__Problem statement__. Transcribe all records exactly.

__Records for this task__.
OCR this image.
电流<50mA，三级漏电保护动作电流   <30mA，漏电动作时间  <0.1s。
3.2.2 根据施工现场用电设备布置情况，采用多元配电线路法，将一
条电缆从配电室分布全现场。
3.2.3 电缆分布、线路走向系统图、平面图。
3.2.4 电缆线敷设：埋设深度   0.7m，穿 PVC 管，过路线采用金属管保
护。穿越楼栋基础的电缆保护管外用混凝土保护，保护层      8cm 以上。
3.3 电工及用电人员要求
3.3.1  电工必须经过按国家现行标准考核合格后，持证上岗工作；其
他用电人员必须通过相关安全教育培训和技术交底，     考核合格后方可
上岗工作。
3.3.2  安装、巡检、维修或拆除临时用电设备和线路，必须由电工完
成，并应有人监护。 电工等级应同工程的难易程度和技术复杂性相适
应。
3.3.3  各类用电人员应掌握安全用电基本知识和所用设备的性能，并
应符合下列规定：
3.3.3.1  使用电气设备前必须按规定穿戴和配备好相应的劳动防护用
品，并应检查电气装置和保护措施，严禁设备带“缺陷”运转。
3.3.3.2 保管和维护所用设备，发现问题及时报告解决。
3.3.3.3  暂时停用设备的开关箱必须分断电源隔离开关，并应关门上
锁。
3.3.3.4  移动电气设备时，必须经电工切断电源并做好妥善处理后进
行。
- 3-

__Completed exercise__.
OCR this image.
电流<50mA，三级漏电保护动作电流   <30mA，漏电动作时间  <0.1s。
3.2.2 根据施工现场用电设备布置情况，采用多元配电线路法，将一
条电缆从配电室分布全现场。
3.2.3 电缆分布、线路走向系统图、平面图。
3.2.4 电缆线敷设：埋设深度   0.7m，穿 PVC 管，过路线采用金属管保
护。穿越楼栋基础的电缆保护管外用混凝土保护，保护层      8cm 以上。
3.3 电工及用电人员要求
3.3.1  电工必须经过按国家现行标准考核合格后，持证上岗工作；其
他用电人员必须通过相关安全教育培训和技术交底，     考核合格后方可
上岗工作。
3.3.2  安装、巡检、维修或拆除临时用电设备和线路，必须由电工完
成，并应有人监护。 电工等级应同工程的难易程度和技术复杂性相适
应。
3.3.3  各类用电人员应掌握安全用电基本知识和所用设备的性能，并
应符合下列规定：
3.3.3.1  使用电气设备前必须按规定穿戴和配备好相应的劳动防护用
品，并应检查电气装置和保护措施，严禁设备带“缺陷”运转。
3.3.3.2 保管和维护所用设备，发现问题及时报告解决。
3.3.3.3  暂时停用设备的开关箱必须分断电源隔离开关，并应关门上
锁。
3.3.3.4  移动电气设备时，必须经电工切断电源并做好妥善处理后进
行。
- 3-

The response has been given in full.